[Collected data entries]
━━━━━━━━

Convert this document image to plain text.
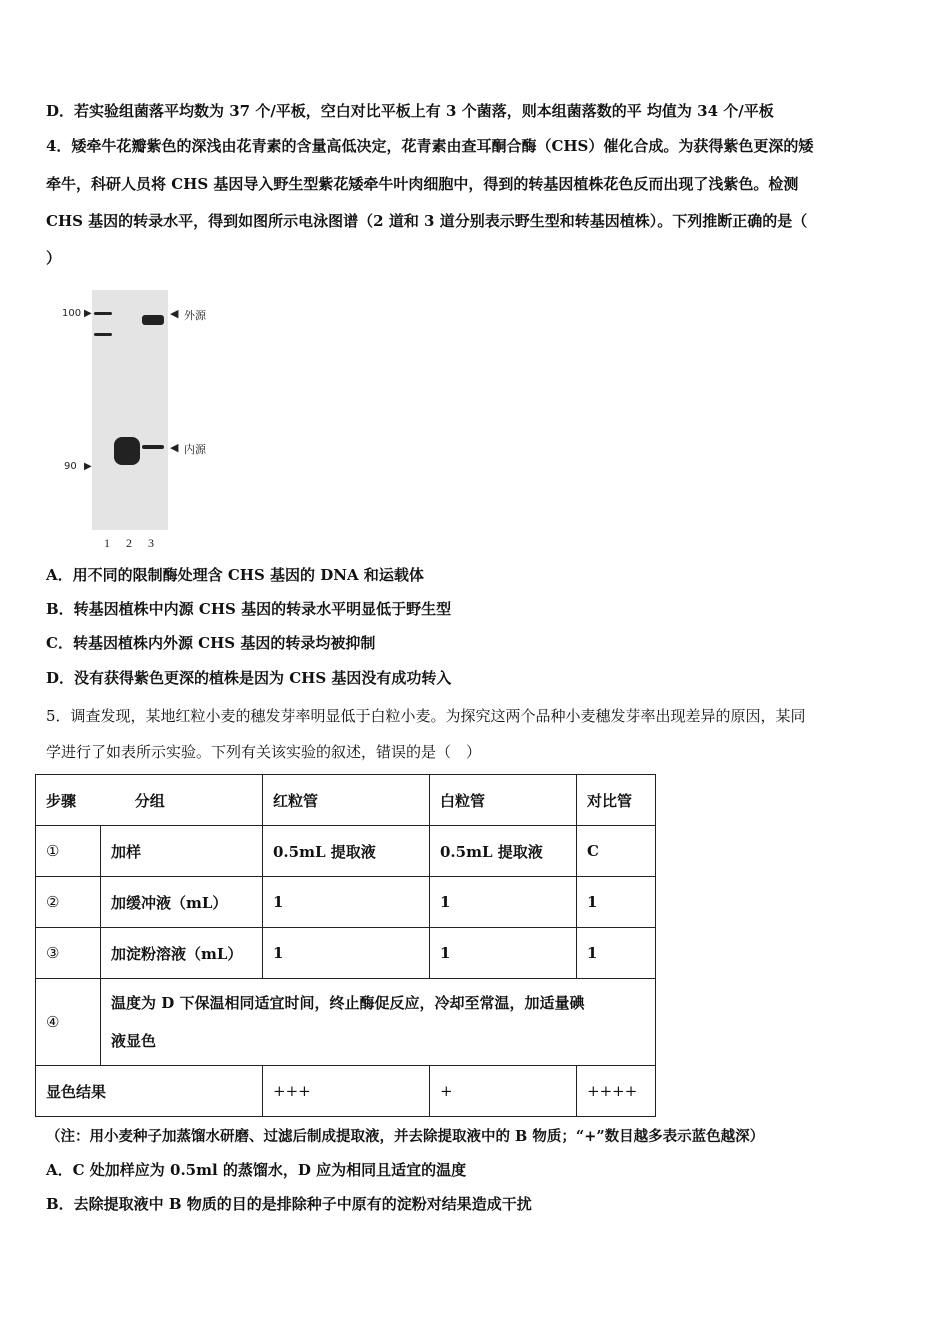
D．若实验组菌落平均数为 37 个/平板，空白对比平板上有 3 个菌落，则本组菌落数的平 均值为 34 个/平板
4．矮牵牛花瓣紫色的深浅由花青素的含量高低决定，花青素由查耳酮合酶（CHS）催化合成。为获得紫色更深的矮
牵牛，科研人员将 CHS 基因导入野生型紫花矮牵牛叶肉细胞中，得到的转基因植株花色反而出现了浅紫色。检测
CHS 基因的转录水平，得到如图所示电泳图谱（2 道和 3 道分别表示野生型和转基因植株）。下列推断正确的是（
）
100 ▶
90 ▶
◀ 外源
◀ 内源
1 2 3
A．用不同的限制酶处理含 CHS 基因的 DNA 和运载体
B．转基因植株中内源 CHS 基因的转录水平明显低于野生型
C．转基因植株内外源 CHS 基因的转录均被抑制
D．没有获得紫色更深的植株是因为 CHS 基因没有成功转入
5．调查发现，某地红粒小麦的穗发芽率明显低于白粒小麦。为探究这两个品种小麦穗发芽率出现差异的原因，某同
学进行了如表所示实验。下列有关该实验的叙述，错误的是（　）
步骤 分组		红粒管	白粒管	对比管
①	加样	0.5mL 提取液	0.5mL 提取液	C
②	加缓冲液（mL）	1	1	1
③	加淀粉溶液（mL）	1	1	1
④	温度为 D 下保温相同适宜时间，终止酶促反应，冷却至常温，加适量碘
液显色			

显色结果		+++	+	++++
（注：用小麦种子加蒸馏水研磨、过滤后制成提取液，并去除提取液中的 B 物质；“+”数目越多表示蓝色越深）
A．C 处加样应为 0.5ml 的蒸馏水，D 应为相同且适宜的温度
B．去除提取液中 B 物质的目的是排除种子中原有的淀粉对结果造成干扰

━━━━━━━━

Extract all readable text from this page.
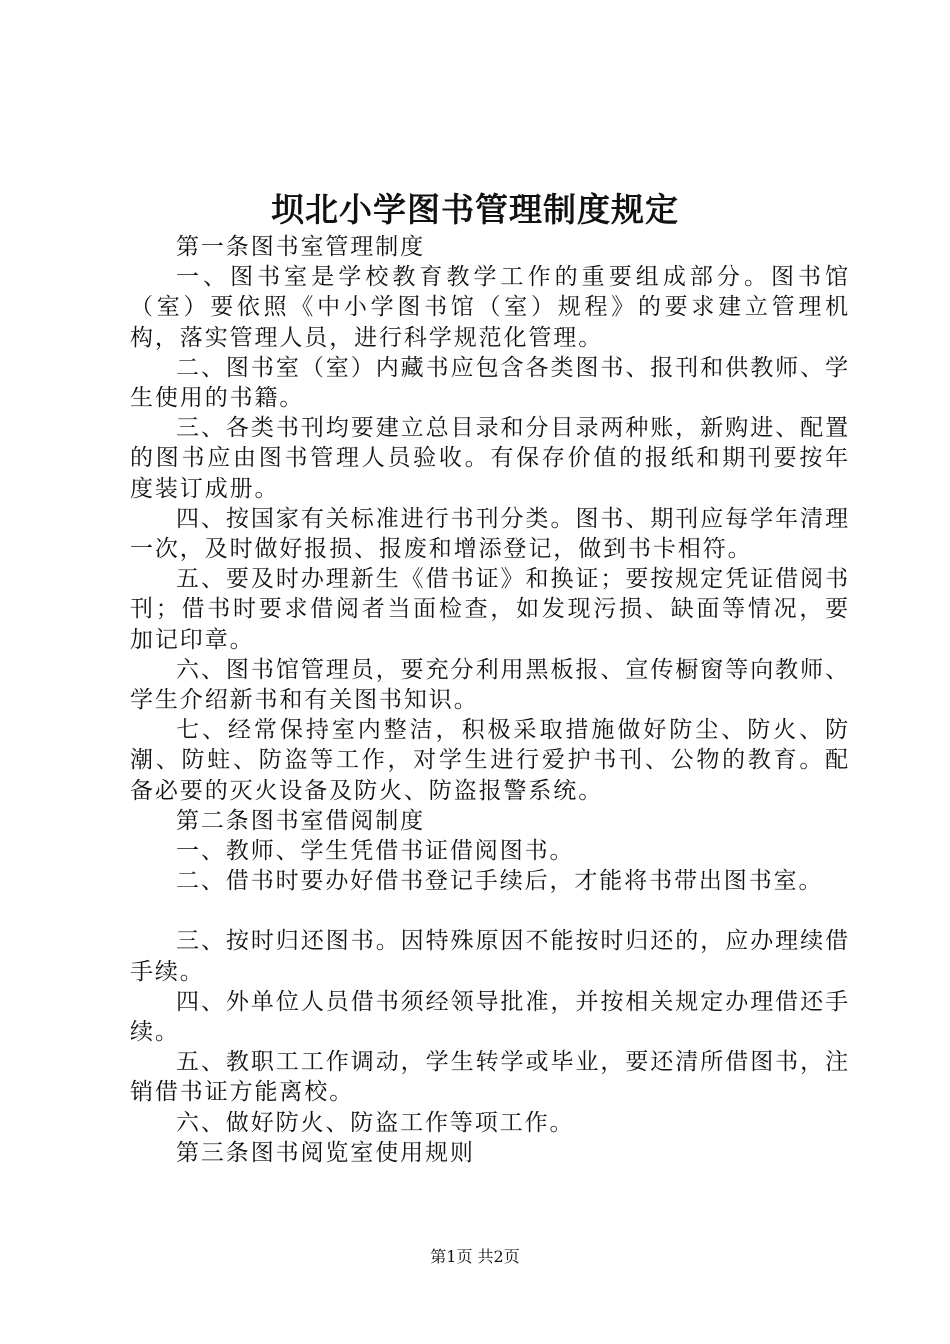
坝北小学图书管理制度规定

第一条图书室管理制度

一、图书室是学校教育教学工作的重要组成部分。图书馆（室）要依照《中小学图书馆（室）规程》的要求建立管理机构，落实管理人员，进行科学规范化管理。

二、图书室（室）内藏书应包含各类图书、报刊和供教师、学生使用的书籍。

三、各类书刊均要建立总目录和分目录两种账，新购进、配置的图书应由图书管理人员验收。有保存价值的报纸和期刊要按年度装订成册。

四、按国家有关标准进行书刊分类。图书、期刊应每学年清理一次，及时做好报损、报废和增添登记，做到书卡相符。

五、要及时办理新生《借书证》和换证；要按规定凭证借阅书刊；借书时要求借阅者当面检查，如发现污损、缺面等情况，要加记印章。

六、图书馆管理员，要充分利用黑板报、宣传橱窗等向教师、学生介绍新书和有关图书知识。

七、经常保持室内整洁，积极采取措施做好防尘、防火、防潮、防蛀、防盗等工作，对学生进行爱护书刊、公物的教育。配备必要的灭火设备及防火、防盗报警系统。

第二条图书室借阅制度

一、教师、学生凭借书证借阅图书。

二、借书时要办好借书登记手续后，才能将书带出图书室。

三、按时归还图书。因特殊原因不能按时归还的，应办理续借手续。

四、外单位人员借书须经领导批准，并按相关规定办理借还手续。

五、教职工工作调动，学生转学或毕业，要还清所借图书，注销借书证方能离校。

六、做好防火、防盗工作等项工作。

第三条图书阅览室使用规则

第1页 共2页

━━━━━━━━

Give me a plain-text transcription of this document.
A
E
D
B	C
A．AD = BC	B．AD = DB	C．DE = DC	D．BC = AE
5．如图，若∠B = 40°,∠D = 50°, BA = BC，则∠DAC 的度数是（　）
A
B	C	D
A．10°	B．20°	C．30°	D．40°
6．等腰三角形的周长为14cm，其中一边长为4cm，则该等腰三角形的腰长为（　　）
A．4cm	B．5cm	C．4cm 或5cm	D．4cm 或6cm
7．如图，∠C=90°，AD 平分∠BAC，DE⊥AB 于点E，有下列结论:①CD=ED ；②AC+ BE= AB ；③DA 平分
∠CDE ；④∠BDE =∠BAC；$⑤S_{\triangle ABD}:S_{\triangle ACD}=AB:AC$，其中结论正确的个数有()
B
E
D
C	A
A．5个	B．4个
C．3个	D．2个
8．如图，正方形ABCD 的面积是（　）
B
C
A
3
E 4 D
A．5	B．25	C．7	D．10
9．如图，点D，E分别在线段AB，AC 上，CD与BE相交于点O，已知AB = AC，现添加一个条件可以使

━━━━━━━━

GOAL -
Copy out every line in the entries above that holds "text".

PROBLEM SOLUTION -
Convert this document image to plain text.
Extract all readable text from this page.
Give me a plain-text transcription of this document.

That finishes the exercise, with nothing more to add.